_EXERCISE BRIEF_
Go through the data below. Pull out every line that has the word "mihi".

- - - -

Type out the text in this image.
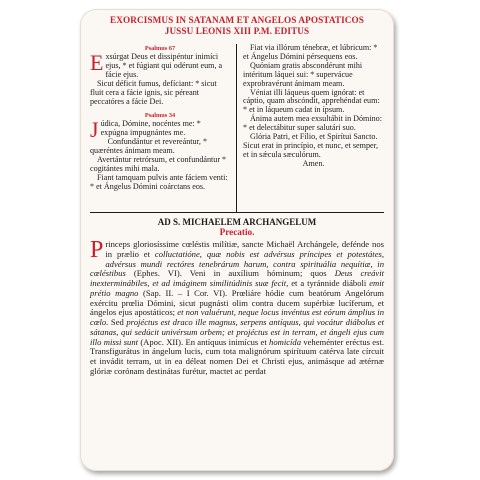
EXORCISMUS IN SATANAM ET ANGELOS APOSTATICOS
JUSSU LEONIS XIII P.M. EDITUS
Psalmus 67

Exsúrgat Deus et dissipéntur inimíci ejus, * et fúgiant qui odérunt eum, a fácie ejus.

Sicut déficit fumus, defíciant: * sicut fluit cera a fácie ignis, sic péreant peccatóres a fácie Dei.

Psalmus 34

Júdica, Dómine, nocéntes me: * expúgna impugnántes me.

Confundántur et revereántur, * quæréntes ánimam meam.

Avertántur retrórsum, et confundántur * cogitántes mihi mala.

Fiant tamquam pulvis ante fáciem venti: * et Ángelus Dómini coárctans eos.

Fiat via illórum ténebræ, et lúbricum: * et Ángelus Dómini pérsequens eos.

Quóniam gratis abscondérunt mihi intéritum láquei sui: * supervácue exprobravérunt ánimam meam.

Véniat illi láqueus quem ignórat: et cáptio, quam abscóndit, apprehéndat eum: * et in láqueum cadat in ípsum.

Ánima autem mea exsultábit in Dómino: * et delectábitur super salutári suo.

Glória Patri, et Fílio, et Spirítui Sancto. Sicut erat in princípio, et nunc, et semper, et in sǽcula sæculórum.

Amen.

AD S. MICHAELEM ARCHANGELUM
Precatio.

Princeps gloriosíssime cœléstis milítiæ, sancte Michaël Archángele, defénde nos in prælio et colluctatióne, quæ nobis est advérsus príncipes et potestátes, advérsus mundi rectóres tenebrárum harum, contra spirituália nequítiæ, in cœléstibus (Ephes. VI). Veni in auxílium hóminum; quos Deus creávit inexterminábiles, et ad imáginem similitúdinis suæ fecit, et a tyránnide diáboli emit prétio magno (Sap. II. – I Cor. VI). Prœliáre hódie cum beatórum Angelórum exércitu prœlia Dómini, sicut pugnásti olim contra ducem supérbiæ lucíferum, et ángelos ejus apostáticos; et non valuérunt, neque locus invéntus est eórum ámplius in cœlo. Sed projéctus est draco ille magnus, serpens antíquus, qui vocátur diábolus et sátanas, qui sedúcit univérsum orbem; et projéctus est in terram, et ángeli ejus cum illo missi sunt (Apoc. XII). En antíquus inimícus et homicída veheménter eréctus est. Transfigurátus in ángelum lucis, cum tota malignórum spirítuum catérva late círcuit et invádit terram, ut in ea déleat nomen Dei et Christi ejus, animásque ad ætérnæ glóriæ corónam destinátas furétur, mactet ac perdat
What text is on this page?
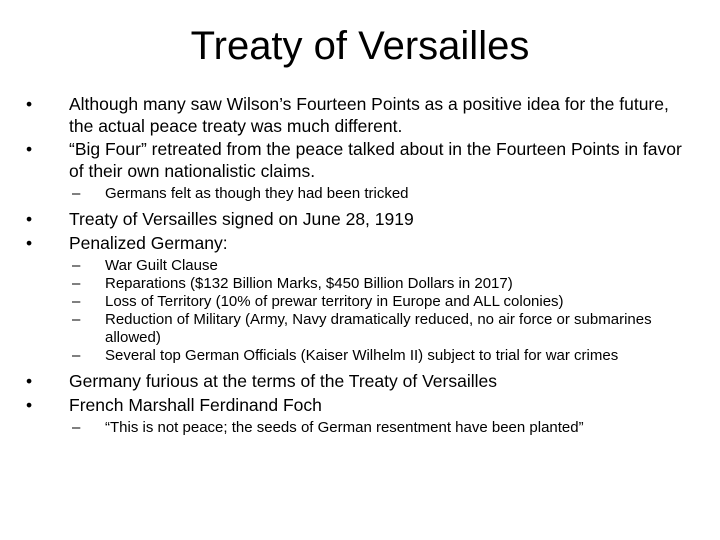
Treaty of Versailles
•	Although many saw Wilson’s Fourteen Points as a positive idea for the future, the actual peace treaty was much different.
•	“Big Four” retreated from the peace talked about in the Fourteen Points in favor of their own nationalistic claims.
– Germans felt as though they had been tricked
•	Treaty of Versailles signed on June 28, 1919
•	Penalized Germany:
– War Guilt Clause
– Reparations ($132 Billion Marks, $450 Billion Dollars in 2017)
– Loss of Territory (10% of prewar territory in Europe and ALL colonies)
– Reduction of Military (Army, Navy dramatically reduced, no air force or submarines allowed)
– Several top German Officials (Kaiser Wilhelm II) subject to trial for war crimes
•	Germany furious at the terms of the Treaty of Versailles
•	French Marshall Ferdinand Foch
– “This is not peace; the seeds of German resentment have been planted”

- - - -

_EXERCISE SOLUTION_
Avertántur retrórsum, et confundántur * cogitántes mihi mala.
Quóniam gratis abscondérunt mihi intéritum láquei sui: * supervácue exprobravérunt ánimam meam.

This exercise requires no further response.